AIM — Reproduce all lines of the listing below in which the word "JSON" occurs.

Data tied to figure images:
┄┄┄┄┄┄┄┄┄┄

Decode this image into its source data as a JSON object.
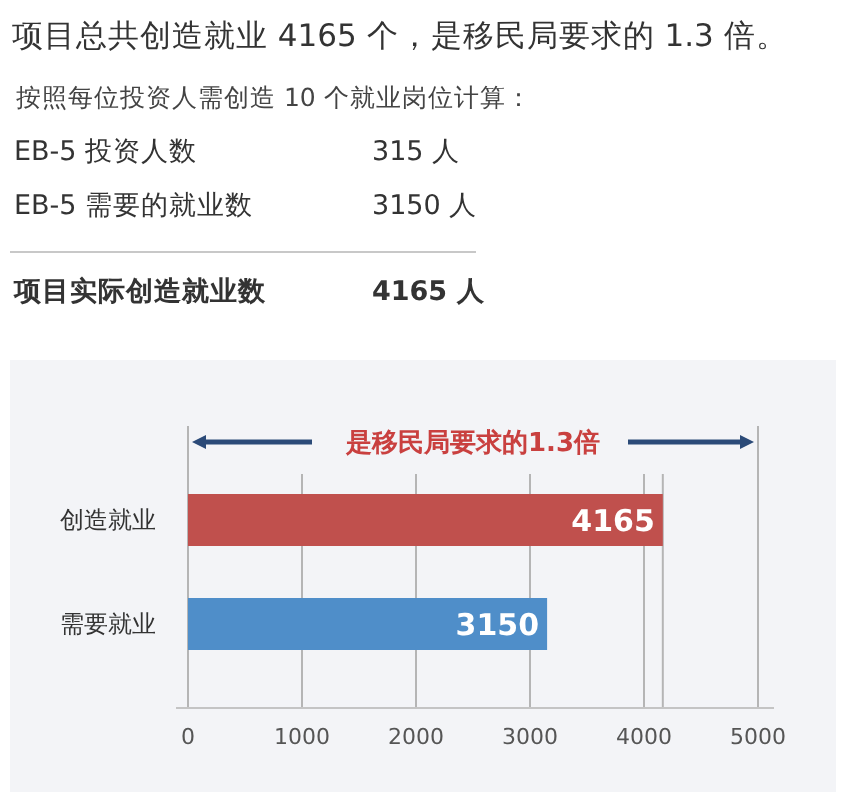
{
  "chart_data": {
    "type": "bar",
    "orientation": "horizontal",
    "title": "项目总共创造就业 4165 个，是移民局要求的 1.3 倍。",
    "subtitle": "按照每位投资人需创造 10 个就业岗位计算：",
    "annotations": [
      "EB-5 投资人数",
      "315 人",
      "EB-5 需要的就业数",
      "3150 人",
      "项目实际创造就业数",
      "4165 人",
      "是移民局要求的1.3倍"
    ],
    "categories": [
      "创造就业",
      "需要就业"
    ],
    "values": [
      4165,
      3150
    ],
    "colors": [
      "#c0504d",
      "#4f8ec9"
    ],
    "xlim": [
      0,
      5000
    ],
    "xticks": [
      0,
      1000,
      2000,
      3000,
      4000,
      5000
    ],
    "grid": "x",
    "data_labels": true,
    "ref_lines": [
      {
        "axis": "x",
        "value": 4165,
        "color": "#b5b5b5"
      }
    ]
  }
}
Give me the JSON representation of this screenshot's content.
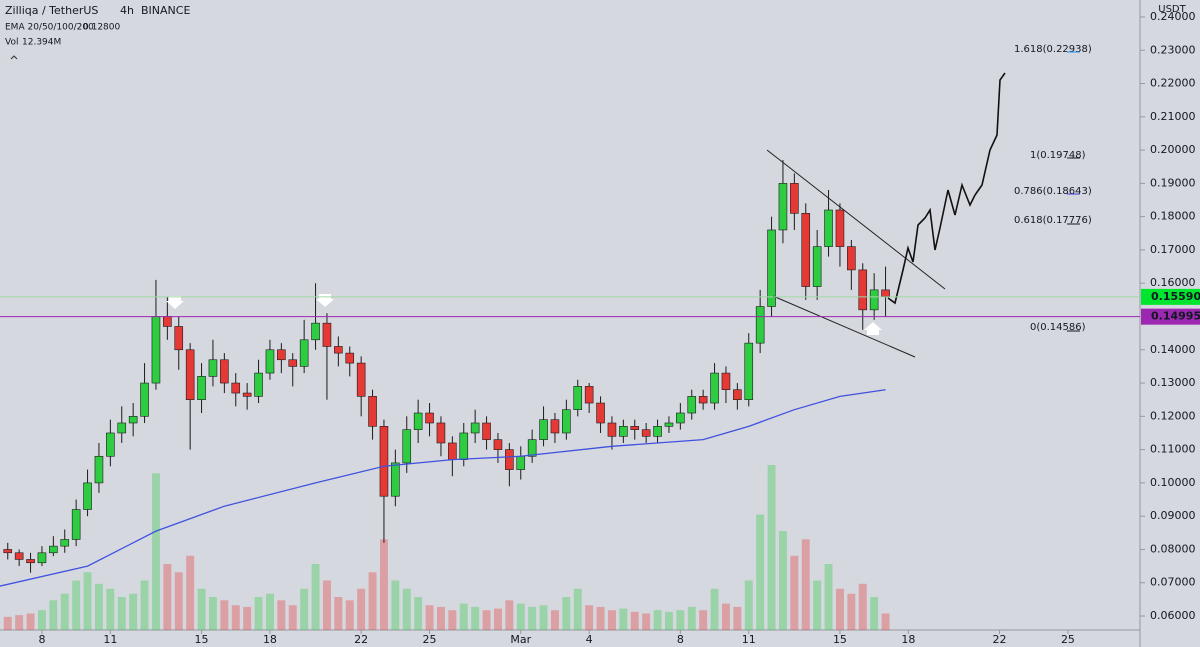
{
  "chart_data": {
    "type": "candlestick",
    "symbol": "Zilliqa / TetherUS",
    "interval": "4h",
    "exchange": "BINANCE",
    "ema_label": "EMA 20/50/100/200",
    "ema_value": "0.12800",
    "volume_label": "Vol",
    "volume_value": "12.394M",
    "currency": "USDT",
    "xlim": [
      6.16,
      56.16
    ],
    "ylim": [
      0.0558,
      0.2451
    ],
    "xticks": [
      8,
      11,
      15,
      18,
      22,
      25,
      {
        "value": 29,
        "label": "Mar"
      },
      {
        "value": 32,
        "label": "4"
      },
      {
        "value": 36,
        "label": "8"
      },
      {
        "value": 39,
        "label": "11"
      },
      {
        "value": 43,
        "label": "15"
      },
      {
        "value": 46,
        "label": "18"
      },
      {
        "value": 50,
        "label": "22"
      },
      {
        "value": 53,
        "label": "25"
      }
    ],
    "yticks": [
      {
        "value": 0.06,
        "label": "0.06000"
      },
      {
        "value": 0.07,
        "label": "0.07000"
      },
      {
        "value": 0.08,
        "label": "0.08000"
      },
      {
        "value": 0.09,
        "label": "0.09000"
      },
      {
        "value": 0.1,
        "label": "0.10000"
      },
      {
        "value": 0.11,
        "label": "0.11000"
      },
      {
        "value": 0.12,
        "label": "0.12000"
      },
      {
        "value": 0.13,
        "label": "0.13000"
      },
      {
        "value": 0.14,
        "label": "0.14000"
      },
      {
        "value": 0.16,
        "label": "0.16000"
      },
      {
        "value": 0.17,
        "label": "0.17000"
      },
      {
        "value": 0.18,
        "label": "0.18000"
      },
      {
        "value": 0.19,
        "label": "0.19000"
      },
      {
        "value": 0.2,
        "label": "0.20000"
      },
      {
        "value": 0.21,
        "label": "0.21000"
      },
      {
        "value": 0.22,
        "label": "0.22000"
      },
      {
        "value": 0.23,
        "label": "0.23000"
      },
      {
        "value": 0.24,
        "label": "0.24000"
      }
    ],
    "up_color": "#2ecc40",
    "down_color": "#e53935",
    "candles": {
      "x": [
        6.5,
        7,
        7.5,
        8,
        8.5,
        9,
        9.5,
        10,
        10.5,
        11,
        11.5,
        12,
        12.5,
        13,
        13.5,
        14,
        14.5,
        15,
        15.5,
        16,
        16.5,
        17,
        17.5,
        18,
        18.5,
        19,
        19.5,
        20,
        20.5,
        21,
        21.5,
        22,
        22.5,
        23,
        23.5,
        24,
        24.5,
        25,
        25.5,
        26,
        26.5,
        27,
        27.5,
        28,
        28.5,
        29,
        29.5,
        30,
        30.5,
        31,
        31.5,
        32,
        32.5,
        33,
        33.5,
        34,
        34.5,
        35,
        35.5,
        36,
        36.5,
        37,
        37.5,
        38,
        38.5,
        39,
        39.5,
        40,
        40.5,
        41,
        41.5,
        42,
        42.5,
        43,
        43.5,
        44,
        44.5,
        45
      ],
      "open": [
        0.08,
        0.079,
        0.077,
        0.076,
        0.079,
        0.081,
        0.083,
        0.092,
        0.1,
        0.108,
        0.115,
        0.118,
        0.12,
        0.13,
        0.15,
        0.147,
        0.14,
        0.125,
        0.132,
        0.137,
        0.13,
        0.127,
        0.126,
        0.133,
        0.14,
        0.137,
        0.135,
        0.143,
        0.148,
        0.141,
        0.139,
        0.136,
        0.126,
        0.117,
        0.096,
        0.106,
        0.116,
        0.121,
        0.118,
        0.112,
        0.107,
        0.115,
        0.118,
        0.113,
        0.11,
        0.104,
        0.108,
        0.113,
        0.119,
        0.115,
        0.122,
        0.129,
        0.124,
        0.118,
        0.114,
        0.117,
        0.116,
        0.114,
        0.117,
        0.118,
        0.121,
        0.126,
        0.124,
        0.133,
        0.128,
        0.125,
        0.142,
        0.153,
        0.176,
        0.19,
        0.181,
        0.159,
        0.171,
        0.182,
        0.171,
        0.164,
        0.152,
        0.158
      ],
      "high": [
        0.082,
        0.08,
        0.079,
        0.081,
        0.084,
        0.086,
        0.095,
        0.104,
        0.112,
        0.119,
        0.123,
        0.124,
        0.136,
        0.161,
        0.156,
        0.15,
        0.142,
        0.136,
        0.143,
        0.139,
        0.133,
        0.13,
        0.137,
        0.143,
        0.142,
        0.139,
        0.149,
        0.16,
        0.151,
        0.144,
        0.141,
        0.138,
        0.128,
        0.119,
        0.11,
        0.12,
        0.125,
        0.124,
        0.12,
        0.114,
        0.118,
        0.122,
        0.12,
        0.115,
        0.112,
        0.111,
        0.116,
        0.123,
        0.121,
        0.125,
        0.131,
        0.13,
        0.126,
        0.12,
        0.119,
        0.119,
        0.118,
        0.119,
        0.12,
        0.124,
        0.128,
        0.128,
        0.136,
        0.135,
        0.13,
        0.145,
        0.158,
        0.18,
        0.197,
        0.193,
        0.184,
        0.176,
        0.188,
        0.184,
        0.173,
        0.166,
        0.163,
        0.165
      ],
      "low": [
        0.077,
        0.075,
        0.073,
        0.075,
        0.078,
        0.079,
        0.081,
        0.09,
        0.097,
        0.105,
        0.112,
        0.114,
        0.118,
        0.128,
        0.143,
        0.134,
        0.11,
        0.121,
        0.129,
        0.127,
        0.123,
        0.122,
        0.124,
        0.131,
        0.133,
        0.129,
        0.133,
        0.14,
        0.125,
        0.135,
        0.132,
        0.12,
        0.113,
        0.082,
        0.093,
        0.103,
        0.112,
        0.114,
        0.108,
        0.102,
        0.105,
        0.112,
        0.11,
        0.106,
        0.099,
        0.101,
        0.106,
        0.111,
        0.112,
        0.113,
        0.12,
        0.121,
        0.115,
        0.11,
        0.112,
        0.113,
        0.112,
        0.112,
        0.115,
        0.116,
        0.119,
        0.122,
        0.122,
        0.124,
        0.122,
        0.123,
        0.139,
        0.15,
        0.172,
        0.176,
        0.155,
        0.155,
        0.168,
        0.165,
        0.158,
        0.146,
        0.149,
        0.15
      ],
      "close": [
        0.079,
        0.077,
        0.076,
        0.079,
        0.081,
        0.083,
        0.092,
        0.1,
        0.108,
        0.115,
        0.118,
        0.12,
        0.13,
        0.15,
        0.147,
        0.14,
        0.125,
        0.132,
        0.137,
        0.13,
        0.127,
        0.126,
        0.133,
        0.14,
        0.137,
        0.135,
        0.143,
        0.148,
        0.141,
        0.139,
        0.136,
        0.126,
        0.117,
        0.096,
        0.106,
        0.116,
        0.121,
        0.118,
        0.112,
        0.107,
        0.115,
        0.118,
        0.113,
        0.11,
        0.104,
        0.108,
        0.113,
        0.119,
        0.115,
        0.122,
        0.129,
        0.124,
        0.118,
        0.114,
        0.117,
        0.116,
        0.114,
        0.117,
        0.118,
        0.121,
        0.126,
        0.124,
        0.133,
        0.128,
        0.125,
        0.142,
        0.153,
        0.176,
        0.19,
        0.181,
        0.159,
        0.171,
        0.182,
        0.171,
        0.164,
        0.152,
        0.158,
        0.156
      ],
      "volume": [
        8,
        9,
        10,
        12,
        18,
        22,
        30,
        35,
        28,
        25,
        20,
        22,
        30,
        95,
        40,
        35,
        45,
        25,
        20,
        18,
        15,
        14,
        20,
        22,
        18,
        15,
        25,
        40,
        30,
        20,
        18,
        25,
        35,
        55,
        30,
        25,
        20,
        15,
        14,
        12,
        16,
        14,
        12,
        13,
        18,
        16,
        14,
        15,
        12,
        20,
        25,
        15,
        14,
        12,
        13,
        11,
        10,
        12,
        11,
        12,
        14,
        12,
        25,
        16,
        14,
        30,
        70,
        100,
        60,
        45,
        55,
        30,
        40,
        25,
        22,
        28,
        20,
        10
      ]
    },
    "ema": {
      "color": "#3f51e0",
      "x": [
        6.16,
        10,
        13,
        16,
        20,
        23,
        26,
        29,
        33,
        37,
        39,
        41,
        43,
        45
      ],
      "values": [
        0.069,
        0.075,
        0.0855,
        0.093,
        0.1,
        0.105,
        0.107,
        0.108,
        0.111,
        0.113,
        0.117,
        0.122,
        0.126,
        0.128
      ]
    },
    "price_lines": [
      {
        "value": 0.1559,
        "label": "0.15590",
        "color": "#00e62e",
        "line_color": "#a5d6a7"
      },
      {
        "value": 0.14995,
        "label": "0.14995",
        "color": "#9c27b0",
        "line_color": "#9c27b0"
      }
    ],
    "fib_levels": [
      {
        "label": "1.618(0.22938)",
        "color": "#2196f3"
      },
      {
        "label": "1(0.19748)",
        "color": "#131722"
      },
      {
        "label": "0.786(0.18643)",
        "color": "#3f3fd0"
      },
      {
        "label": "0.618(0.17776)",
        "color": "#131722"
      },
      {
        "label": "0(0.14586)",
        "color": "#131722"
      }
    ]
  }
}
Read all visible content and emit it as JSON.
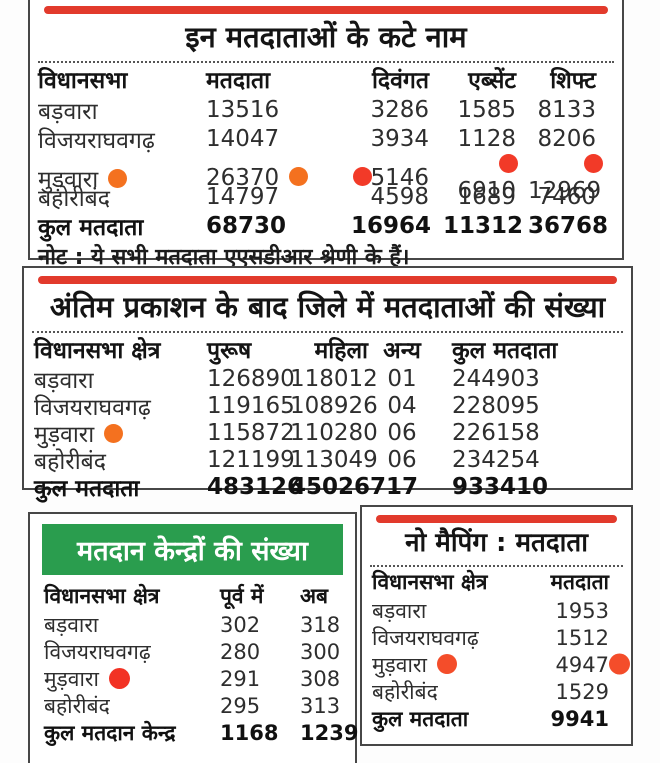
{
  "colors": {
    "accent_red": "#e23a2c",
    "accent_green": "#2a9d4e",
    "border": "#474747",
    "dot_orange": "#f4711f",
    "dot_red": "#f23a28"
  },
  "deleted": {
    "title": "इन मतदाताओं के कटे नाम",
    "headers": [
      "विधानसभा",
      "मतदाता",
      "दिवंगत",
      "एब्सेंट",
      "शिफ्ट"
    ],
    "rows": [
      {
        "name": "बड़वारा",
        "values": [
          "13516",
          "3286",
          "1585",
          "8133"
        ]
      },
      {
        "name": "विजयराघवगढ़",
        "values": [
          "14047",
          "3934",
          "1128",
          "8206"
        ]
      },
      {
        "name": "मुड़वारा",
        "values": [
          "26370",
          "5146",
          "6910",
          "12969"
        ],
        "highlighted": true
      },
      {
        "name": "बहोरीबंद",
        "values": [
          "14797",
          "4598",
          "1689",
          "7460"
        ]
      }
    ],
    "total": {
      "name": "कुल मतदाता",
      "values": [
        "68730",
        "16964",
        "11312",
        "36768"
      ]
    },
    "note": "नोट : ये सभी मतदाता एएसडीआर श्रेणी के हैं।"
  },
  "after_publication": {
    "title": "अंतिम प्रकाशन के बाद जिले में मतदाताओं की संख्या",
    "headers": [
      "विधानसभा क्षेत्र",
      "पुरूष",
      "महिला",
      "अन्य",
      "कुल मतदाता"
    ],
    "rows": [
      {
        "name": "बड़वारा",
        "values": [
          "126890",
          "118012",
          "01",
          "244903"
        ]
      },
      {
        "name": "विजयराघवगढ़",
        "values": [
          "119165",
          "108926",
          "04",
          "228095"
        ]
      },
      {
        "name": "मुड़वारा",
        "values": [
          "115872",
          "110280",
          "06",
          "226158"
        ],
        "highlighted": true
      },
      {
        "name": "बहोरीबंद",
        "values": [
          "121199",
          "113049",
          "06",
          "234254"
        ]
      }
    ],
    "total": {
      "name": "कुल मतदाता",
      "values": [
        "483126",
        "450267",
        "17",
        "933410"
      ]
    }
  },
  "polling_stations": {
    "title": "मतदान केन्द्रों की संख्या",
    "headers": [
      "विधानसभा क्षेत्र",
      "पूर्व में",
      "अब"
    ],
    "rows": [
      {
        "name": "बड़वारा",
        "values": [
          "302",
          "318"
        ]
      },
      {
        "name": "विजयराघवगढ़",
        "values": [
          "280",
          "300"
        ]
      },
      {
        "name": "मुड़वारा",
        "values": [
          "291",
          "308"
        ],
        "highlighted": true
      },
      {
        "name": "बहोरीबंद",
        "values": [
          "295",
          "313"
        ]
      }
    ],
    "total": {
      "name": "कुल मतदान केन्द्र",
      "values": [
        "1168",
        "1239"
      ]
    }
  },
  "no_mapping": {
    "title": "नो मैपिंग : मतदाता",
    "headers": [
      "विधानसभा क्षेत्र",
      "मतदाता"
    ],
    "rows": [
      {
        "name": "बड़वारा",
        "values": [
          "1953"
        ]
      },
      {
        "name": "विजयराघवगढ़",
        "values": [
          "1512"
        ]
      },
      {
        "name": "मुड़वारा",
        "values": [
          "4947"
        ],
        "highlighted": true
      },
      {
        "name": "बहोरीबंद",
        "values": [
          "1529"
        ]
      }
    ],
    "total": {
      "name": "कुल मतदाता",
      "values": [
        "9941"
      ]
    }
  }
}
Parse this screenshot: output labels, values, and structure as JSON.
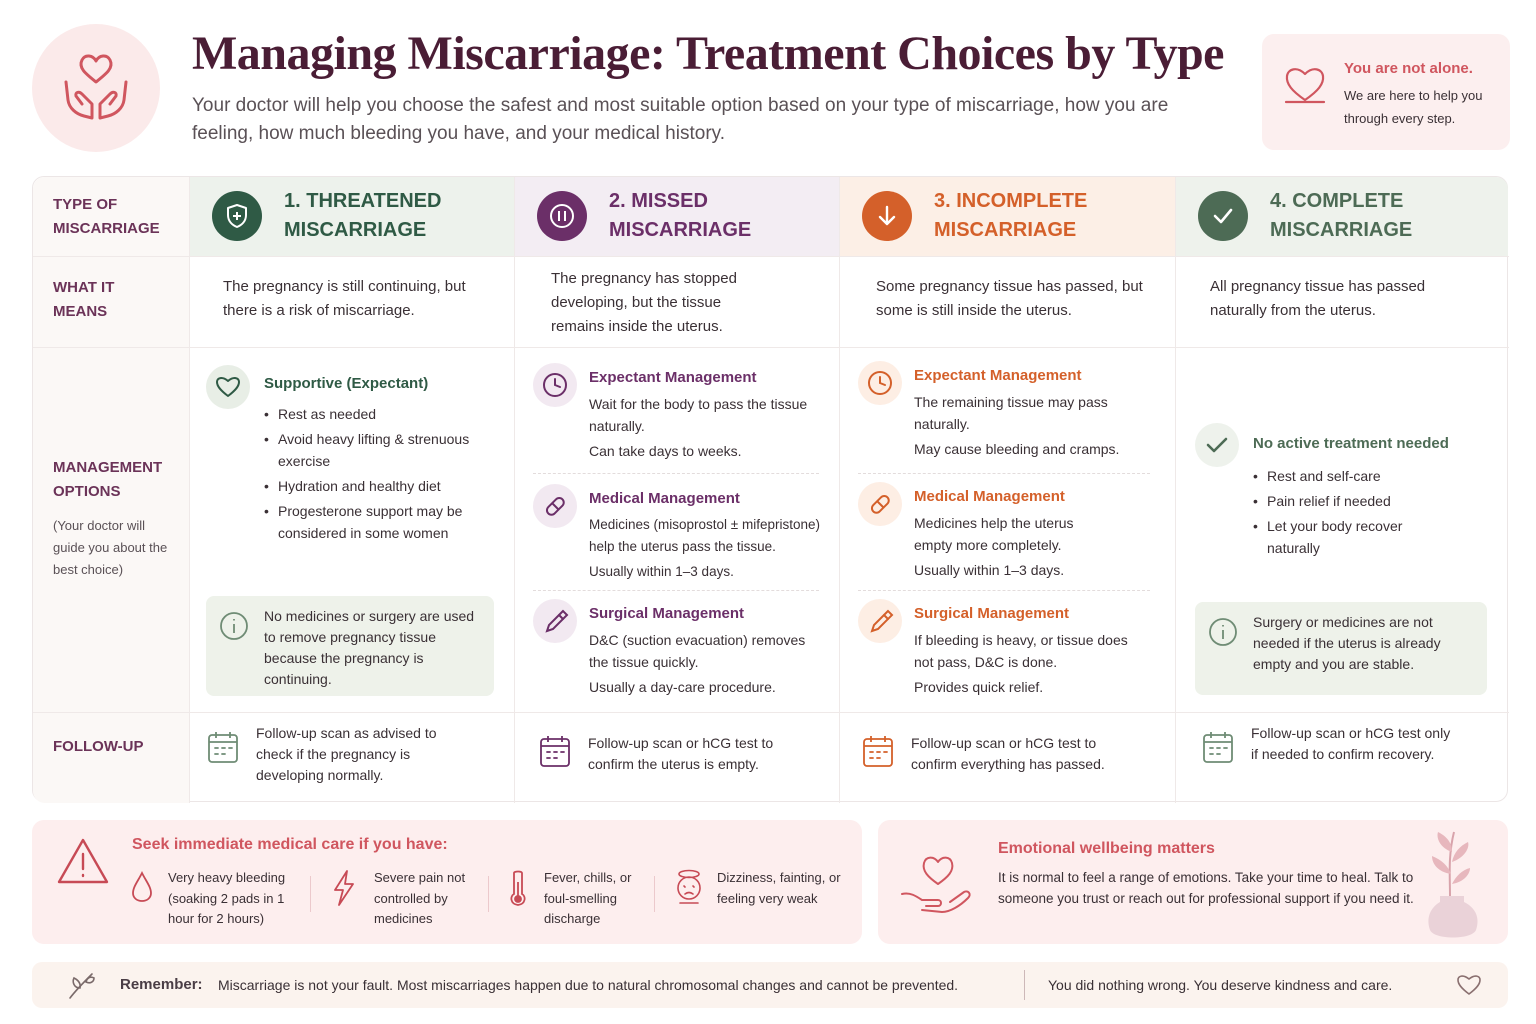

┄┄┄┄┄┄┄┄┄┄

EXERCISE RESPONSE —
Decode this image into its source data as a JSON object.
Give me the JSON representation of this screenshot's content.
Read all visible content and emit it as JSON.
Parse this screenshot: output labels, values, and structure as JSON.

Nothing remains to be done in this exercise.